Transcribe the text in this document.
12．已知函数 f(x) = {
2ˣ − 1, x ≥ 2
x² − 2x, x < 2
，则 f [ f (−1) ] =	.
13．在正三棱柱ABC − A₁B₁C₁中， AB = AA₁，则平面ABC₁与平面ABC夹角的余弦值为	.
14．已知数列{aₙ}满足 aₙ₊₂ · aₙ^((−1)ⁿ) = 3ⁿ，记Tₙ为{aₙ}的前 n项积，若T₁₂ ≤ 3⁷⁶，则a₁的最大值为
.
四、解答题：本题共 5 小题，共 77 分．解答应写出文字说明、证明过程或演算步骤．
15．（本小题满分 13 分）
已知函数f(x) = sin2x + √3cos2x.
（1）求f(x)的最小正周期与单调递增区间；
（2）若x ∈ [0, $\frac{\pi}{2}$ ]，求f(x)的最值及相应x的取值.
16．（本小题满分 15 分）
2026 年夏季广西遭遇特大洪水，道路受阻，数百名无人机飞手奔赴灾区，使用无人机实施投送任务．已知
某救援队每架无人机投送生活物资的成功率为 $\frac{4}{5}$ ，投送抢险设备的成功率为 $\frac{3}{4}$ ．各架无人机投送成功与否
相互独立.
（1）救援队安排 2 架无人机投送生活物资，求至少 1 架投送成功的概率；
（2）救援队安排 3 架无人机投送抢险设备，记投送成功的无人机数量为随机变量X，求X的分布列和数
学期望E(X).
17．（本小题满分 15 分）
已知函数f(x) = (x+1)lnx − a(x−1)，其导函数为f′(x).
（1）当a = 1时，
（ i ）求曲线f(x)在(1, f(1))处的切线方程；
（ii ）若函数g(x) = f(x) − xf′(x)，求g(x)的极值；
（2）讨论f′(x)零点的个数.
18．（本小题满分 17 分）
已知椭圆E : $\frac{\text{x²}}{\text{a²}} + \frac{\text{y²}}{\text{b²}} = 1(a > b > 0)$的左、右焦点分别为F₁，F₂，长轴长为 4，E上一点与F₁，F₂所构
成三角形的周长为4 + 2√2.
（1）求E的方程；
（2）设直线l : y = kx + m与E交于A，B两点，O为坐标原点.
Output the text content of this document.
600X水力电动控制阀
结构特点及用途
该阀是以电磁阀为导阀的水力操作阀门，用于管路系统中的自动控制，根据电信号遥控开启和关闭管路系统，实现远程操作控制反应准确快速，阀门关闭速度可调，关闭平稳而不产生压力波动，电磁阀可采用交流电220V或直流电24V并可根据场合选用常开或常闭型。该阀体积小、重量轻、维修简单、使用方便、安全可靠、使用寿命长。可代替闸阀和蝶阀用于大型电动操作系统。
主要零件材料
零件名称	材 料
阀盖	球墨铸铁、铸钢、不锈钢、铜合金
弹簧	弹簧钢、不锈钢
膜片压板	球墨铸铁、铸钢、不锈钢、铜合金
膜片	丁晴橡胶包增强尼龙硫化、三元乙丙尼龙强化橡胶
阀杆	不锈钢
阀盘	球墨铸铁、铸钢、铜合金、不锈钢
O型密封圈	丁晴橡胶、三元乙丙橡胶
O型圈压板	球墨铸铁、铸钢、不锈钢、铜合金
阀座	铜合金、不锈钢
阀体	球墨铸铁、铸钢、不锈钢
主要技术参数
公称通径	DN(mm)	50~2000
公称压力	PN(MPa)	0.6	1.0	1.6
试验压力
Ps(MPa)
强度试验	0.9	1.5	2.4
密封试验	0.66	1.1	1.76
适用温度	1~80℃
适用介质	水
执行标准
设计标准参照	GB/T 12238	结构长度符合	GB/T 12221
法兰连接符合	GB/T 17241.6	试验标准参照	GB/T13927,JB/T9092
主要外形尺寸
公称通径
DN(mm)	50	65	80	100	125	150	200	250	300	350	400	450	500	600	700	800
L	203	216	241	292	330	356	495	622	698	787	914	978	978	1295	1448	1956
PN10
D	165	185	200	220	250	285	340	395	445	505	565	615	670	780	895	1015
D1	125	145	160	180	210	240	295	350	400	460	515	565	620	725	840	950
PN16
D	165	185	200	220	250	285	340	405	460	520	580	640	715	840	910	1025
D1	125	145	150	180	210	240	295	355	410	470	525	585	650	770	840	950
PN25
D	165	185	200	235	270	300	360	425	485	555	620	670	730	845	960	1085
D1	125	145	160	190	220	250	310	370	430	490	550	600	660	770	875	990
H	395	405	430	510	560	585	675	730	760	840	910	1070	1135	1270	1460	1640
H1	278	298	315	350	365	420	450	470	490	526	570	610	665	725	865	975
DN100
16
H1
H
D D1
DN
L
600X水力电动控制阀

- **WHAT IS ASKED**: Each line of the material above either contains the word "this" or does not; state how many do, and nothing else.

- **WRITTEN RESPONSE**: 2